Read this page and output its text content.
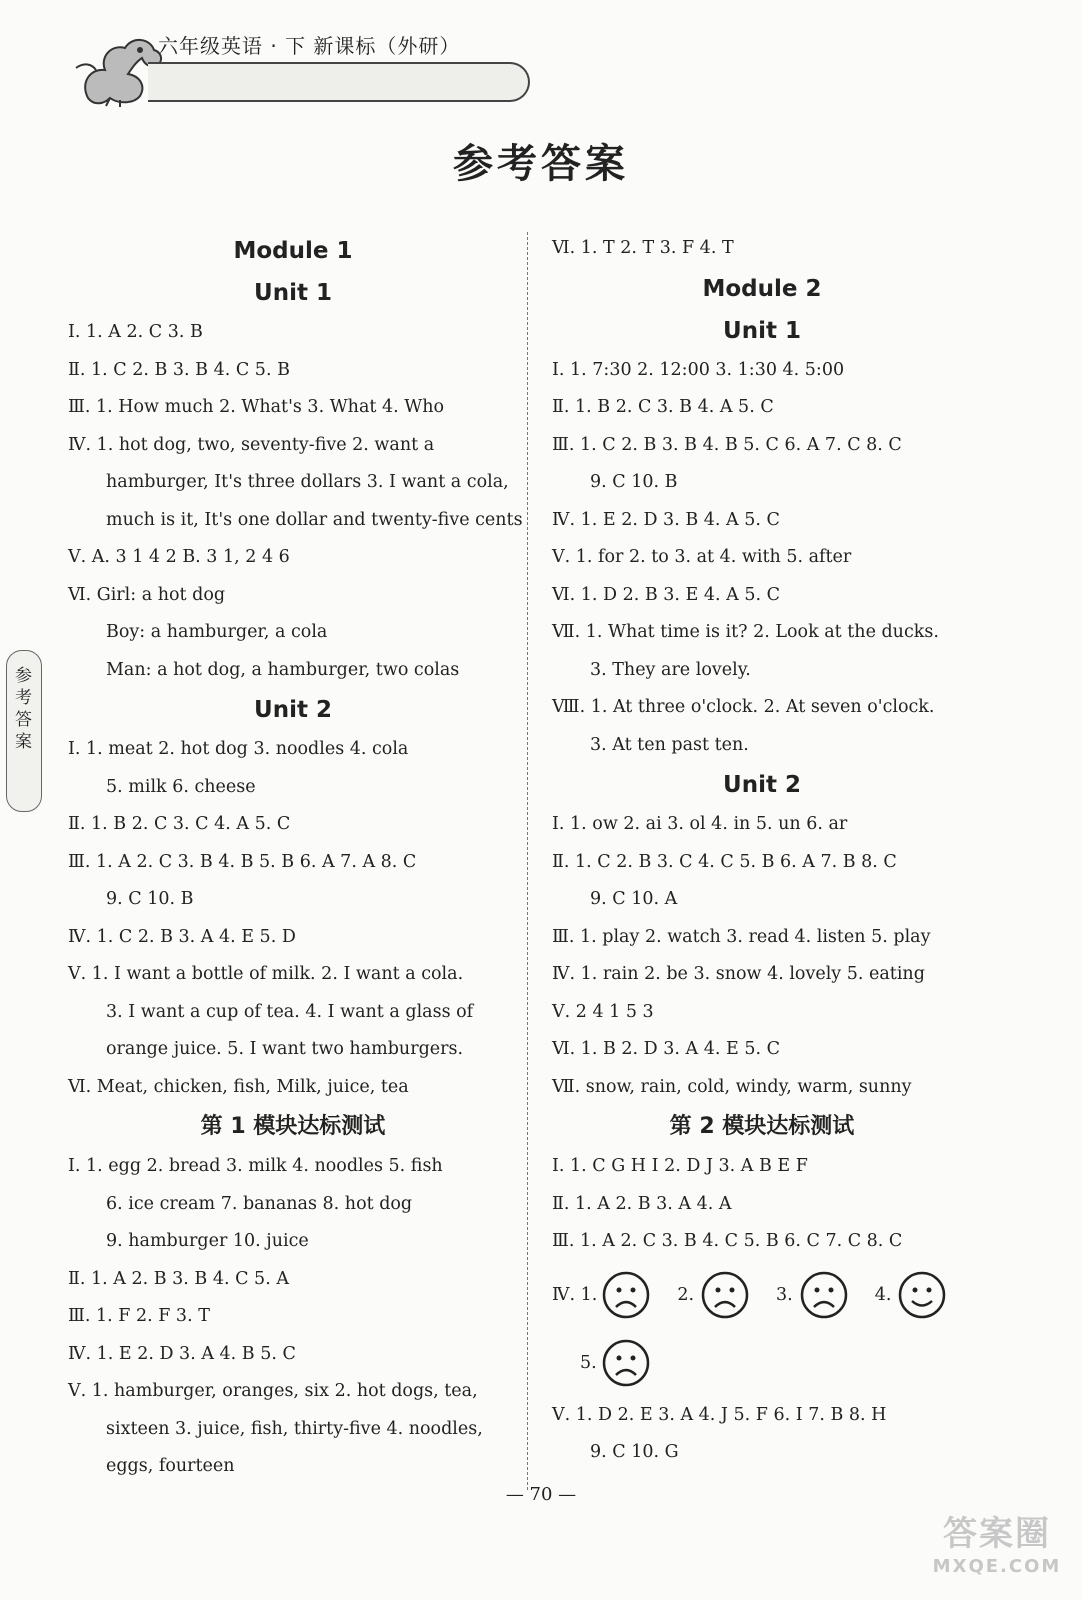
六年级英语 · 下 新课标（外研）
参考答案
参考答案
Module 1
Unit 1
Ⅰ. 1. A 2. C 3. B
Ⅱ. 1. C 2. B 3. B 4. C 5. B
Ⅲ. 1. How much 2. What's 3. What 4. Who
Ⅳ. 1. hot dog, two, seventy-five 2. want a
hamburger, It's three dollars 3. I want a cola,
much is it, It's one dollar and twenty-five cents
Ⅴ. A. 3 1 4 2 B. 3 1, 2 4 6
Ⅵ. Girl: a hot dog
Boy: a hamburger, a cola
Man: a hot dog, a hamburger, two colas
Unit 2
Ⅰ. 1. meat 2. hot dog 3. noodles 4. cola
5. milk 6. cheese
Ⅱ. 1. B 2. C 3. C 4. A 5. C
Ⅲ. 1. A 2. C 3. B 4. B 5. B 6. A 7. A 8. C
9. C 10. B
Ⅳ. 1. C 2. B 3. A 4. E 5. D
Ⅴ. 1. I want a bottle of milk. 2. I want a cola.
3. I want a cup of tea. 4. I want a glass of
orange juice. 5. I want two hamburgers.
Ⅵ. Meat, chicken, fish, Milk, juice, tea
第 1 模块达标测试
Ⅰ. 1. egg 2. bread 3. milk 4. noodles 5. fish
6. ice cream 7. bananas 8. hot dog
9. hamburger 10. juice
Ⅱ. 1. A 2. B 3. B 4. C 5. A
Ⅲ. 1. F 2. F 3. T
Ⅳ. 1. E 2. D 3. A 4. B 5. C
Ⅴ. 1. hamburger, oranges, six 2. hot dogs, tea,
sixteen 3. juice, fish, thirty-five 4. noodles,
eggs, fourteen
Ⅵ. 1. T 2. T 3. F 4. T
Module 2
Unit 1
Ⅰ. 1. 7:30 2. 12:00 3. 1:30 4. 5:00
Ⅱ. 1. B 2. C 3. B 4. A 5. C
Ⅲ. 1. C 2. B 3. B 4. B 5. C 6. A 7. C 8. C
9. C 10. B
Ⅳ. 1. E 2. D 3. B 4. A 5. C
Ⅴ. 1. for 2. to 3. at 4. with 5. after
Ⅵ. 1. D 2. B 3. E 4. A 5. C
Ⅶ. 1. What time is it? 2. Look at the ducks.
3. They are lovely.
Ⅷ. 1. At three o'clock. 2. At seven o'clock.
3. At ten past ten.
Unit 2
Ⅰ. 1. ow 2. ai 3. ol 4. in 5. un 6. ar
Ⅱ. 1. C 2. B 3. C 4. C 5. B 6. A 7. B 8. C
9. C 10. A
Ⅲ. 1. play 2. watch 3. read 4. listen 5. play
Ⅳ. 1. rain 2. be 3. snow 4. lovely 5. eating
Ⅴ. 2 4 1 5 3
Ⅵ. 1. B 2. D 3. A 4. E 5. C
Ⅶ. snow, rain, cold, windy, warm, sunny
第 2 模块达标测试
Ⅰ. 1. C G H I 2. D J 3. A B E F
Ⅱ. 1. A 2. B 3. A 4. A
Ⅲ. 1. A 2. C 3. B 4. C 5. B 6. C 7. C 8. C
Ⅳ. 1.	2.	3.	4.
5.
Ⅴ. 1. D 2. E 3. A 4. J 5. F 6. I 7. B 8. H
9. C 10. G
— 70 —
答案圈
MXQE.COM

WRITTEN INSTRUCTION: The entries above should be reproduced exactly, without their pictures.

COMPLETE OUTPUT:
Read this page and output its text content.
六年级英语 · 下 新课标（外研）
参考答案
参考答案
Module 1
Unit 1
Ⅰ. 1. A 2. C 3. B
Ⅱ. 1. C 2. B 3. B 4. C 5. B
Ⅲ. 1. How much 2. What's 3. What 4. Who
Ⅳ. 1. hot dog, two, seventy-five 2. want a
hamburger, It's three dollars 3. I want a cola,
much is it, It's one dollar and twenty-five cents
Ⅴ. A. 3 1 4 2 B. 3 1, 2 4 6
Ⅵ. Girl: a hot dog
Boy: a hamburger, a cola
Man: a hot dog, a hamburger, two colas
Unit 2
Ⅰ. 1. meat 2. hot dog 3. noodles 4. cola
5. milk 6. cheese
Ⅱ. 1. B 2. C 3. C 4. A 5. C
Ⅲ. 1. A 2. C 3. B 4. B 5. B 6. A 7. A 8. C
9. C 10. B
Ⅳ. 1. C 2. B 3. A 4. E 5. D
Ⅴ. 1. I want a bottle of milk. 2. I want a cola.
3. I want a cup of tea. 4. I want a glass of
orange juice. 5. I want two hamburgers.
Ⅵ. Meat, chicken, fish, Milk, juice, tea
第 1 模块达标测试
Ⅰ. 1. egg 2. bread 3. milk 4. noodles 5. fish
6. ice cream 7. bananas 8. hot dog
9. hamburger 10. juice
Ⅱ. 1. A 2. B 3. B 4. C 5. A
Ⅲ. 1. F 2. F 3. T
Ⅳ. 1. E 2. D 3. A 4. B 5. C
Ⅴ. 1. hamburger, oranges, six 2. hot dogs, tea,
sixteen 3. juice, fish, thirty-five 4. noodles,
eggs, fourteen
Ⅵ. 1. T 2. T 3. F 4. T
Module 2
Unit 1
Ⅰ. 1. 7:30 2. 12:00 3. 1:30 4. 5:00
Ⅱ. 1. B 2. C 3. B 4. A 5. C
Ⅲ. 1. C 2. B 3. B 4. B 5. C 6. A 7. C 8. C
9. C 10. B
Ⅳ. 1. E 2. D 3. B 4. A 5. C
Ⅴ. 1. for 2. to 3. at 4. with 5. after
Ⅵ. 1. D 2. B 3. E 4. A 5. C
Ⅶ. 1. What time is it? 2. Look at the ducks.
3. They are lovely.
Ⅷ. 1. At three o'clock. 2. At seven o'clock.
3. At ten past ten.
Unit 2
Ⅰ. 1. ow 2. ai 3. ol 4. in 5. un 6. ar
Ⅱ. 1. C 2. B 3. C 4. C 5. B 6. A 7. B 8. C
9. C 10. A
Ⅲ. 1. play 2. watch 3. read 4. listen 5. play
Ⅳ. 1. rain 2. be 3. snow 4. lovely 5. eating
Ⅴ. 2 4 1 5 3
Ⅵ. 1. B 2. D 3. A 4. E 5. C
Ⅶ. snow, rain, cold, windy, warm, sunny
第 2 模块达标测试
Ⅰ. 1. C G H I 2. D J 3. A B E F
Ⅱ. 1. A 2. B 3. A 4. A
Ⅲ. 1. A 2. C 3. B 4. C 5. B 6. C 7. C 8. C
Ⅳ. 1.	2.	3.	4.
5.
Ⅴ. 1. D 2. E 3. A 4. J 5. F 6. I 7. B 8. H
9. C 10. G
— 70 —
答案圈
MXQE.COM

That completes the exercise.